• YOUR GOAL:
Only the pictures are left out: repeat the rest of the entries exactly.

"""

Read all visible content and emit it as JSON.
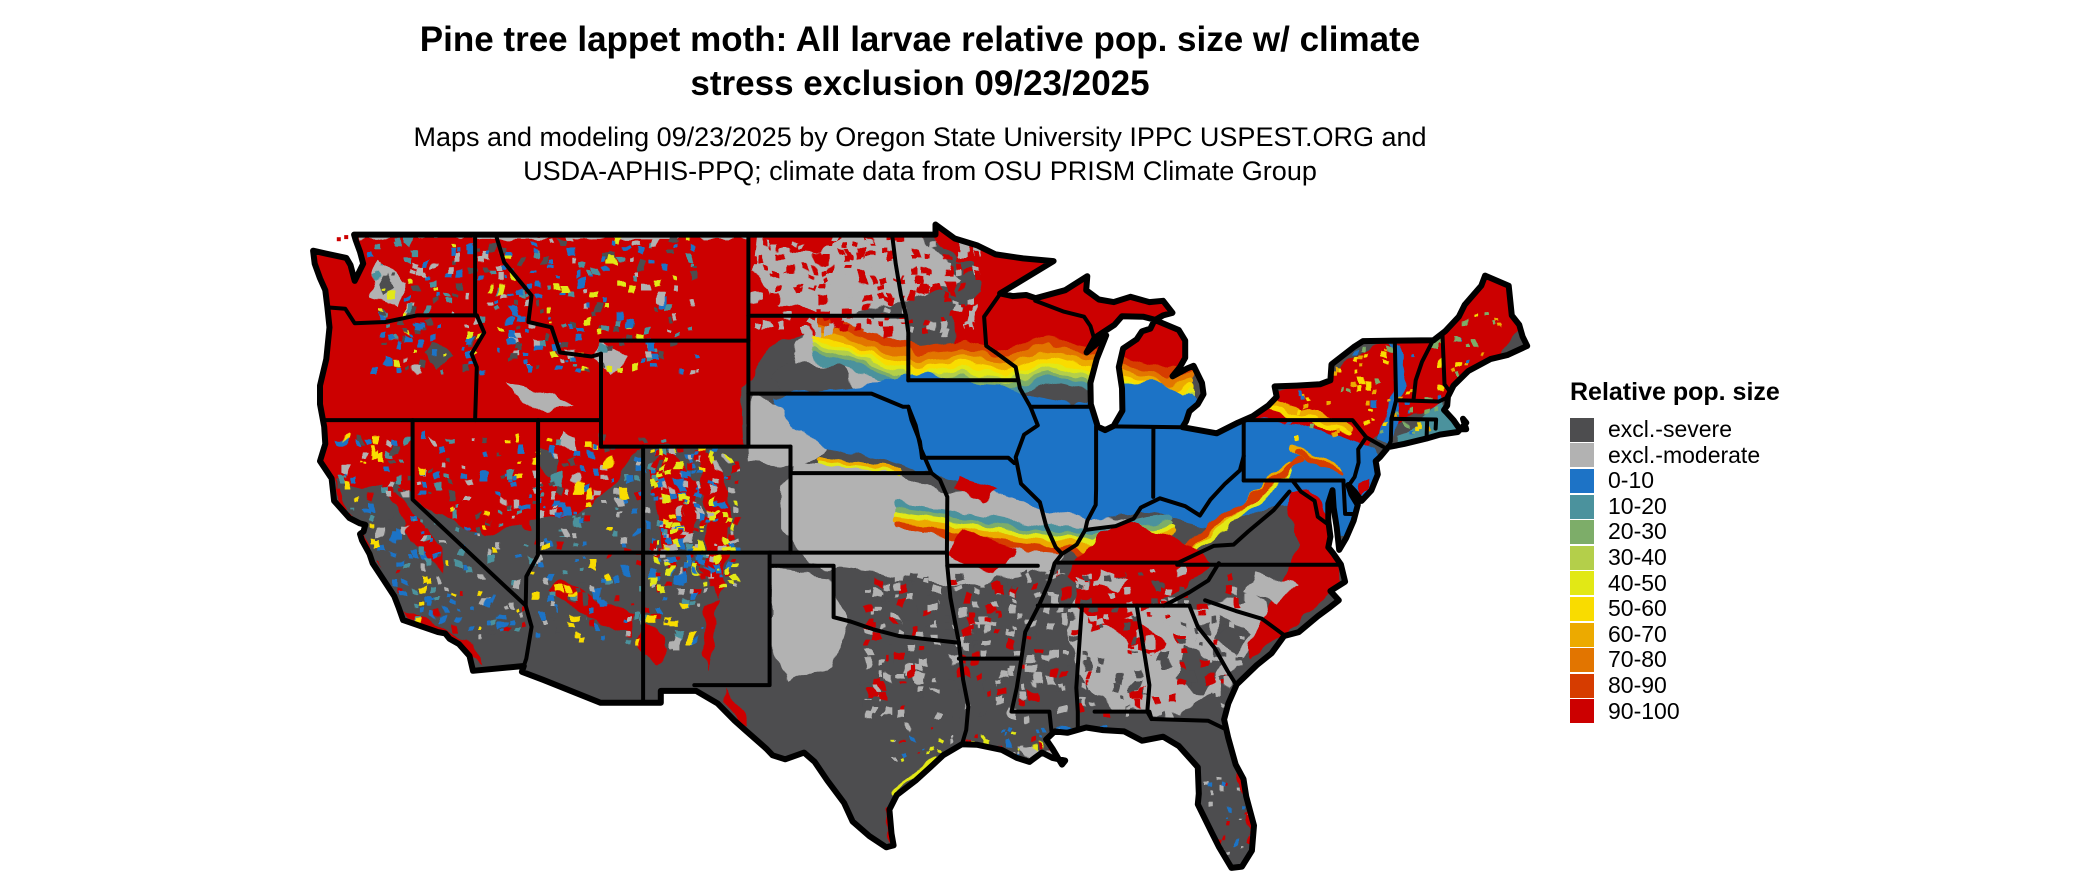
{
  "header": {
    "title_line1": "Pine tree lappet moth: All larvae relative pop. size w/ climate",
    "title_line2": "stress exclusion 09/23/2025",
    "subtitle_line1": "Maps and modeling 09/23/2025 by Oregon State University IPPC USPEST.ORG and",
    "subtitle_line2": "USDA-APHIS-PPQ; climate data from OSU PRISM Climate Group"
  },
  "map": {
    "label": "Contiguous United States relative population size raster map"
  },
  "legend": {
    "title": "Relative pop. size",
    "items": [
      {
        "key": "excl-severe",
        "label": "excl.-severe",
        "color": "#4d4d4f"
      },
      {
        "key": "excl-moderate",
        "label": "excl.-moderate",
        "color": "#b2b2b2"
      },
      {
        "key": "0-10",
        "label": "0-10",
        "color": "#1d73c6"
      },
      {
        "key": "10-20",
        "label": "10-20",
        "color": "#4b929d"
      },
      {
        "key": "20-30",
        "label": "20-30",
        "color": "#7dad69"
      },
      {
        "key": "30-40",
        "label": "30-40",
        "color": "#b4cf4a"
      },
      {
        "key": "40-50",
        "label": "40-50",
        "color": "#e2e815"
      },
      {
        "key": "50-60",
        "label": "50-60",
        "color": "#f9dc00"
      },
      {
        "key": "60-70",
        "label": "60-70",
        "color": "#ecaa00"
      },
      {
        "key": "70-80",
        "label": "70-80",
        "color": "#e27500"
      },
      {
        "key": "80-90",
        "label": "80-90",
        "color": "#d63c00"
      },
      {
        "key": "90-100",
        "label": "90-100",
        "color": "#cc0000"
      }
    ]
  }
}
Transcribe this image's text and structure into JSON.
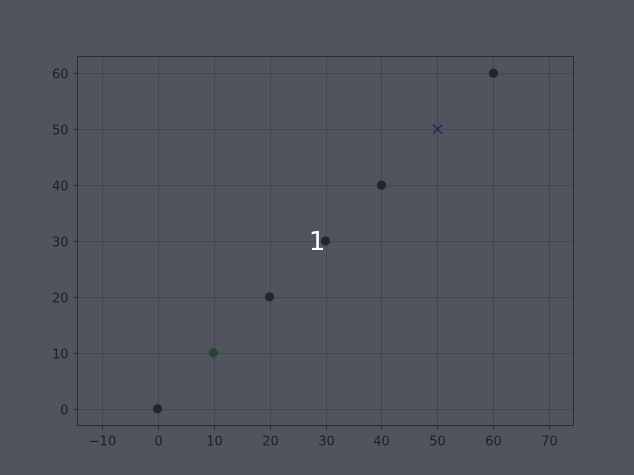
{
  "chart_data": {
    "type": "scatter",
    "title": "",
    "xlabel": "",
    "ylabel": "",
    "xlim": [
      -14.3,
      74.3
    ],
    "ylim": [
      -3,
      63
    ],
    "x_ticks": [
      -10,
      0,
      10,
      20,
      30,
      40,
      50,
      60,
      70
    ],
    "y_ticks": [
      0,
      10,
      20,
      30,
      40,
      50,
      60
    ],
    "x_tick_labels": [
      "−10",
      "0",
      "10",
      "20",
      "30",
      "40",
      "50",
      "60",
      "70"
    ],
    "y_tick_labels": [
      "0",
      "10",
      "20",
      "30",
      "40",
      "50",
      "60"
    ],
    "grid": true,
    "points": [
      {
        "x": 0,
        "y": 0,
        "marker": "circle",
        "color": "#23252c"
      },
      {
        "x": 10,
        "y": 10,
        "marker": "circle",
        "color": "#24452e"
      },
      {
        "x": 20,
        "y": 20,
        "marker": "circle",
        "color": "#23252c"
      },
      {
        "x": 30,
        "y": 30,
        "marker": "circle",
        "color": "#23252c"
      },
      {
        "x": 40,
        "y": 40,
        "marker": "circle",
        "color": "#23252c"
      },
      {
        "x": 50,
        "y": 50,
        "marker": "x",
        "color": "#27235a"
      },
      {
        "x": 60,
        "y": 60,
        "marker": "circle",
        "color": "#23252c"
      }
    ],
    "annotations": [
      {
        "text": "1",
        "x": 28.5,
        "y": 30
      }
    ],
    "colors": {
      "background": "#51545e",
      "grid": "#43464e",
      "axis": "#2a2c33",
      "text": "#1e1f24",
      "annotation": "#ffffff"
    }
  }
}
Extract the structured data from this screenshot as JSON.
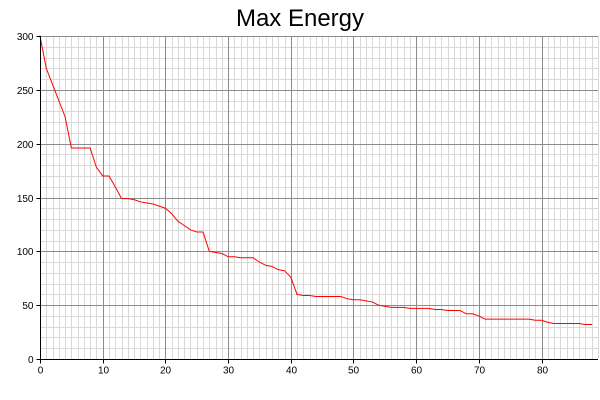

"""

• CORRECT RESULT:
Read all visible content and emit it as JSON.
{
  "header": {
    "title_line1": "Pine tree lappet moth: All larvae relative pop. size w/ climate",
    "title_line2": "stress exclusion 09/23/2025",
    "subtitle_line1": "Maps and modeling 09/23/2025 by Oregon State University IPPC USPEST.ORG and",
    "subtitle_line2": "USDA-APHIS-PPQ; climate data from OSU PRISM Climate Group"
  },
  "map": {
    "label": "Contiguous United States relative population size raster map"
  },
  "legend": {
    "title": "Relative pop. size",
    "items": [
      {
        "key": "excl-severe",
        "label": "excl.-severe",
        "color": "#4d4d4f"
      },
      {
        "key": "excl-moderate",
        "label": "excl.-moderate",
        "color": "#b2b2b2"
      },
      {
        "key": "0-10",
        "label": "0-10",
        "color": "#1d73c6"
      },
      {
        "key": "10-20",
        "label": "10-20",
        "color": "#4b929d"
      },
      {
        "key": "20-30",
        "label": "20-30",
        "color": "#7dad69"
      },
      {
        "key": "30-40",
        "label": "30-40",
        "color": "#b4cf4a"
      },
      {
        "key": "40-50",
        "label": "40-50",
        "color": "#e2e815"
      },
      {
        "key": "50-60",
        "label": "50-60",
        "color": "#f9dc00"
      },
      {
        "key": "60-70",
        "label": "60-70",
        "color": "#ecaa00"
      },
      {
        "key": "70-80",
        "label": "70-80",
        "color": "#e27500"
      },
      {
        "key": "80-90",
        "label": "80-90",
        "color": "#d63c00"
      },
      {
        "key": "90-100",
        "label": "90-100",
        "color": "#cc0000"
      }
    ]
  }
}
Transcribe this image's text and structure into JSON.
{
  "chart_data": {
    "type": "scatter",
    "title": "",
    "xlabel": "",
    "ylabel": "",
    "xlim": [
      -14.3,
      74.3
    ],
    "ylim": [
      -3,
      63
    ],
    "x_ticks": [
      -10,
      0,
      10,
      20,
      30,
      40,
      50,
      60,
      70
    ],
    "y_ticks": [
      0,
      10,
      20,
      30,
      40,
      50,
      60
    ],
    "x_tick_labels": [
      "−10",
      "0",
      "10",
      "20",
      "30",
      "40",
      "50",
      "60",
      "70"
    ],
    "y_tick_labels": [
      "0",
      "10",
      "20",
      "30",
      "40",
      "50",
      "60"
    ],
    "grid": true,
    "points": [
      {
        "x": 0,
        "y": 0,
        "marker": "circle",
        "color": "#23252c"
      },
      {
        "x": 10,
        "y": 10,
        "marker": "circle",
        "color": "#24452e"
      },
      {
        "x": 20,
        "y": 20,
        "marker": "circle",
        "color": "#23252c"
      },
      {
        "x": 30,
        "y": 30,
        "marker": "circle",
        "color": "#23252c"
      },
      {
        "x": 40,
        "y": 40,
        "marker": "circle",
        "color": "#23252c"
      },
      {
        "x": 50,
        "y": 50,
        "marker": "x",
        "color": "#27235a"
      },
      {
        "x": 60,
        "y": 60,
        "marker": "circle",
        "color": "#23252c"
      }
    ],
    "annotations": [
      {
        "text": "1",
        "x": 28.5,
        "y": 30
      }
    ],
    "colors": {
      "background": "#51545e",
      "grid": "#43464e",
      "axis": "#2a2c33",
      "text": "#1e1f24",
      "annotation": "#ffffff"
    }
  }
}
Extract the structured data from this screenshot as JSON.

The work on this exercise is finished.